**Exercise details**
Set out every line of the records below as a Markdown table with two columns, Row for the row number and Text for the line, and skip any blank lines. Leave the pictures out of your answer.

**Material supplied**
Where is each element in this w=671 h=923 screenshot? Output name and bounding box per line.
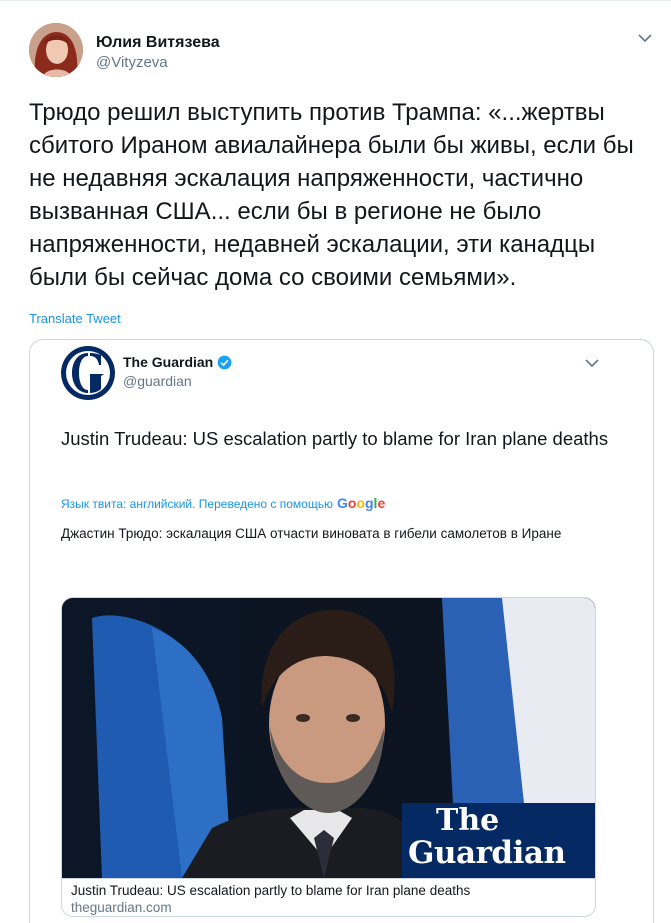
link-preview-image[interactable]: The Guardian — [62, 598, 595, 878]
guardian-wordmark: The Guardian — [402, 803, 595, 878]
guardian-wordmark-guardian: Guardian — [408, 835, 566, 871]
translation-note: Язык твита: английский. Переведено с пом… — [61, 495, 385, 511]
link-preview-card[interactable]: The Guardian Justin Trudeau: US escalati… — [61, 597, 596, 917]
translation-note-text: Язык твита: английский. Переведено с пом… — [61, 497, 333, 511]
user-avatar[interactable] — [29, 23, 83, 77]
link-preview-caption[interactable]: Justin Trudeau: US escalation partly to … — [62, 878, 595, 916]
quoted-user-name[interactable]: The Guardian — [123, 354, 232, 370]
link-preview-domain: theguardian.com — [71, 900, 172, 915]
user-name[interactable]: Юлия Витязева — [96, 34, 220, 52]
caret-down-icon[interactable] — [636, 31, 654, 45]
user-handle[interactable]: @Vityzeva — [96, 54, 168, 71]
quoted-tweet-text: Justin Trudeau: US escalation partly to … — [61, 428, 609, 449]
guardian-avatar[interactable] — [61, 346, 115, 400]
quoted-tweet-card[interactable]: The Guardian @guardian Justin Trudeau: U… — [29, 339, 654, 923]
quoted-user-handle[interactable]: @guardian — [123, 373, 192, 389]
avatar-image — [29, 23, 83, 77]
quoted-user-name-label: The Guardian — [123, 354, 214, 370]
link-preview-title: Justin Trudeau: US escalation partly to … — [71, 883, 471, 898]
caret-down-icon[interactable] — [583, 356, 601, 370]
translated-text: Джастин Трюдо: эскалация США отчасти вин… — [61, 526, 562, 541]
verified-badge-icon — [217, 355, 232, 370]
tweet: Юлия Витязева @Vityzeva Трюдо решил выст… — [0, 0, 671, 923]
guardian-g-logo — [61, 346, 115, 400]
google-logo: Google — [336, 495, 386, 511]
translate-tweet-link[interactable]: Translate Tweet — [29, 311, 121, 326]
tweet-text: Трюдо решил выступить против Трампа: «..… — [29, 99, 634, 291]
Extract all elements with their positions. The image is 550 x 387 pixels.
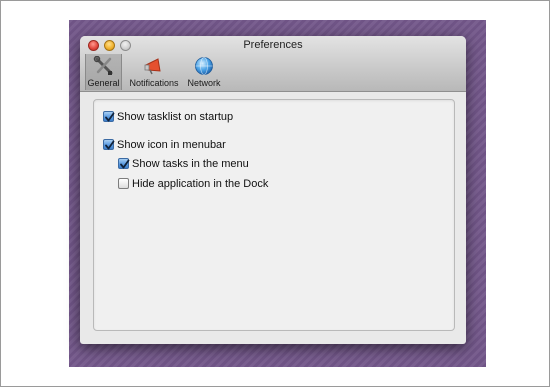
hide-dock-checkbox[interactable] (118, 178, 129, 189)
tab-label-notifications: Notifications (129, 78, 179, 88)
tab-network[interactable]: Network (185, 54, 223, 90)
megaphone-icon (144, 58, 161, 75)
checkmark-icon (105, 112, 115, 122)
show-icon-menubar-label: Show icon in menubar (117, 139, 226, 151)
general-settings-panel (93, 99, 455, 331)
show-tasks-menu-label: Show tasks in the menu (132, 158, 249, 170)
titlebar: Preferences General Notifications Networ… (80, 36, 466, 92)
tab-notifications[interactable]: Notifications (125, 54, 183, 90)
window-title: Preferences (243, 39, 303, 51)
show-tasklist-label: Show tasklist on startup (117, 111, 234, 123)
tab-label-general: General (87, 78, 120, 88)
show-tasks-menu-checkbox[interactable] (118, 158, 130, 169)
tab-label-network: Network (187, 78, 221, 88)
hide-dock-label: Hide application in the Dock (132, 178, 269, 190)
tab-general[interactable]: General (85, 54, 122, 90)
show-tasklist-checkbox[interactable] (103, 111, 115, 122)
tools-icon (93, 56, 112, 75)
checkmark-icon (105, 140, 115, 150)
checkmark-icon (120, 159, 130, 169)
globe-icon (195, 57, 213, 75)
show-icon-menubar-checkbox[interactable] (103, 139, 115, 150)
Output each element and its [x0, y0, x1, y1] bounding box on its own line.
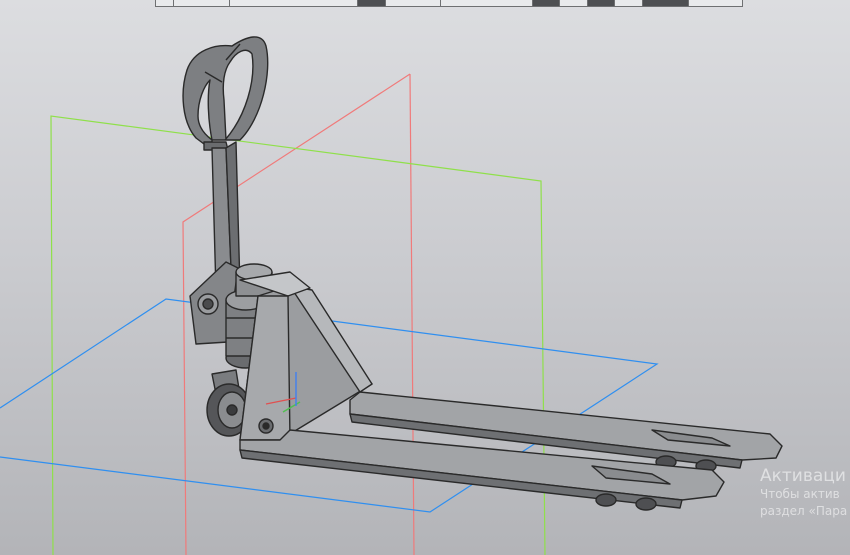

**Expected answer**
| Row | Text |
|---|---|
| 1 | Where is each element in this w=671 h=923 screenshot? Output name and bounding box per line. |
| 2 | link-preview-image[interactable]: The Guardian — [62, 598, 595, 878] |
| 3 | guardian-wordmark: The Guardian — [402, 803, 595, 878] |
| 4 | guardian-wordmark-guardian: Guardian — [408, 835, 566, 871] |
| 5 | translation-note: Язык твита: английский. Переведено с пом… — [61, 495, 385, 511] |
| 6 | link-preview-card[interactable]: The Guardian Justin Trudeau: US escalati… — [61, 597, 596, 917] |
| 7 | translation-note-text: Язык твита: английский. Переведено с пом… — [61, 497, 333, 511] |
| 8 | user-avatar[interactable] — [29, 23, 83, 77] |
| 9 | link-preview-caption[interactable]: Justin Trudeau: US escalation partly to … — [62, 878, 595, 916] |
| 10 | quoted-user-name[interactable]: The Guardian — [123, 354, 232, 370] |
| 11 | link-preview-domain: theguardian.com — [71, 900, 172, 915] |
| 12 | user-name[interactable]: Юлия Витязева — [96, 34, 220, 52] |
| 13 | caret-down-icon[interactable] — [636, 31, 654, 45] |
| 14 | user-handle[interactable]: @Vityzeva — [96, 54, 168, 71] |
| 15 | quoted-tweet-text: Justin Trudeau: US escalation partly to … — [61, 428, 609, 449] |
| 16 | guardian-avatar[interactable] — [61, 346, 115, 400] |
| 17 | quoted-tweet-card[interactable]: The Guardian @guardian Justin Trudeau: U… — [29, 339, 654, 923] |
| 18 | quoted-user-handle[interactable]: @guardian — [123, 373, 192, 389] |
| 19 | avatar-image — [29, 23, 83, 77] |
| 20 | quoted-user-name-label: The Guardian — [123, 354, 214, 370] |
| 21 | link-preview-title: Justin Trudeau: US escalation partly to … — [71, 883, 471, 898] |
| 22 | caret-down-icon[interactable] — [583, 356, 601, 370] |
| 23 | translated-text: Джастин Трюдо: эскалация США отчасти вин… — [61, 526, 562, 541] |
| 24 | verified-badge-icon — [217, 355, 232, 370] |
| 25 | tweet: Юлия Витязева @Vityzeva Трюдо решил выст… — [0, 0, 671, 923] |
| 26 | guardian-g-logo — [61, 346, 115, 400] |
| 27 | google-logo: Google — [336, 495, 386, 511] |
| 28 | translate-tweet-link[interactable]: Translate Tweet — [29, 311, 121, 326] |
| 29 | tweet-text: Трюдо решил выступить против Трампа: «..… — [29, 99, 634, 291] |
| 30 | Extract all elements with their positions. The image is 550 x 387 pixels. |
| 31 | hide-dock-checkbox[interactable] (118, 178, 129, 189) |
| 32 | tab-label-notifications: Notifications (129, 78, 179, 88) |
| 33 | tab-network[interactable]: Network (185, 54, 223, 90) |
| 34 | megaphone-icon (144, 58, 161, 75) |
| 35 | checkmark-icon (105, 112, 115, 122) |
| 36 | show-icon-menubar-label: Show icon in menubar (117, 139, 226, 151) |
| 37 | general-settings-panel (93, 99, 455, 331) |
| 38 | show-tasks-menu-label: Show tasks in the menu (132, 158, 249, 170) |
| 39 | titlebar: Preferences General Notifications Networ… (80, 36, 466, 92) |
| 40 | tab-notifications[interactable]: Notifications (125, 54, 183, 90) |
| 41 | window-title: Preferences (243, 39, 303, 51) |
| 42 | show-tasklist-label: Show tasklist on startup (117, 111, 234, 123) |
| 43 | tab-label-general: General (87, 78, 120, 88) |
| 44 | show-tasks-menu-checkbox[interactable] (118, 158, 130, 169) |
| 45 | tab-label-network: Network (187, 78, 221, 88) |
| 46 | hide-dock-label: Hide application in the Dock (132, 178, 269, 190) |
| 47 | tab-general[interactable]: General (85, 54, 122, 90) |
| 48 | show-tasklist-checkbox[interactable] (103, 111, 115, 122) |
| 49 | tools-icon (93, 56, 112, 75) |
| 50 | checkmark-icon (105, 140, 115, 150) |
| 51 | checkmark-icon (120, 159, 130, 169) |
| 52 | globe-icon (195, 57, 213, 75) |
| 53 | show-icon-menubar-checkbox[interactable] (103, 139, 115, 150) |
| 54 | Output each element and its [x0, y0, x1, y1] bounding box on its own line. |